> _Problem_: Copy out all lines with the word "Polish" in them.
— START OF Exercise materials —
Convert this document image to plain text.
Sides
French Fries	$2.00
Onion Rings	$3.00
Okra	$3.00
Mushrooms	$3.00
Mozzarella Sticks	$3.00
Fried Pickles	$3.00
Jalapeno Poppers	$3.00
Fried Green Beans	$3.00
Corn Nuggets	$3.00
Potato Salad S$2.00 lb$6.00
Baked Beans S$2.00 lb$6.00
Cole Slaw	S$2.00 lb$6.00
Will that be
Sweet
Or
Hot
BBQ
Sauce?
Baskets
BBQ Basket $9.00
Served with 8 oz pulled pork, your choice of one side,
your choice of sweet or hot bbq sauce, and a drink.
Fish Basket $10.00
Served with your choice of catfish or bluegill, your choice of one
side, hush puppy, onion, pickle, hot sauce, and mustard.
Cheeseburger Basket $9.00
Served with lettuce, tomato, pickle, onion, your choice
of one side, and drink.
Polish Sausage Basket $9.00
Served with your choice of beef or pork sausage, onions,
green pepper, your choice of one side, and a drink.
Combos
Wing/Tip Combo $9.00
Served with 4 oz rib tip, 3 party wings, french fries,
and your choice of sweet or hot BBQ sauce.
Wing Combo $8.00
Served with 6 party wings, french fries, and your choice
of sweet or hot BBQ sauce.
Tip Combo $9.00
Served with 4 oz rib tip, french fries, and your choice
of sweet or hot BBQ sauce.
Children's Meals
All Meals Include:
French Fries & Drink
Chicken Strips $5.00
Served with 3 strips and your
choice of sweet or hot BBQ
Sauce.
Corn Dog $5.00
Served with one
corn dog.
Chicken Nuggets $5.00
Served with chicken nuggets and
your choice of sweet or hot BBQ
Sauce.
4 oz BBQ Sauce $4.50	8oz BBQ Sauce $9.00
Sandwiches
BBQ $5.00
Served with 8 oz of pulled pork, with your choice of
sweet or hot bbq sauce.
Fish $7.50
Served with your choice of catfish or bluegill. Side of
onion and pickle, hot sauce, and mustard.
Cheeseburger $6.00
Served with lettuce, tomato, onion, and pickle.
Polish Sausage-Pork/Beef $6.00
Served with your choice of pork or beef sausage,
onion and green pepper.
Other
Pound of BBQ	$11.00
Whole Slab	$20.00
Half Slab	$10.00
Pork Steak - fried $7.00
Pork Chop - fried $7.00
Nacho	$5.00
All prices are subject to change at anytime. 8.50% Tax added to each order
— END OF Exercise materials —
> _Solution_:
Polish Sausage Basket $9.00
Polish Sausage-Pork/Beef $6.00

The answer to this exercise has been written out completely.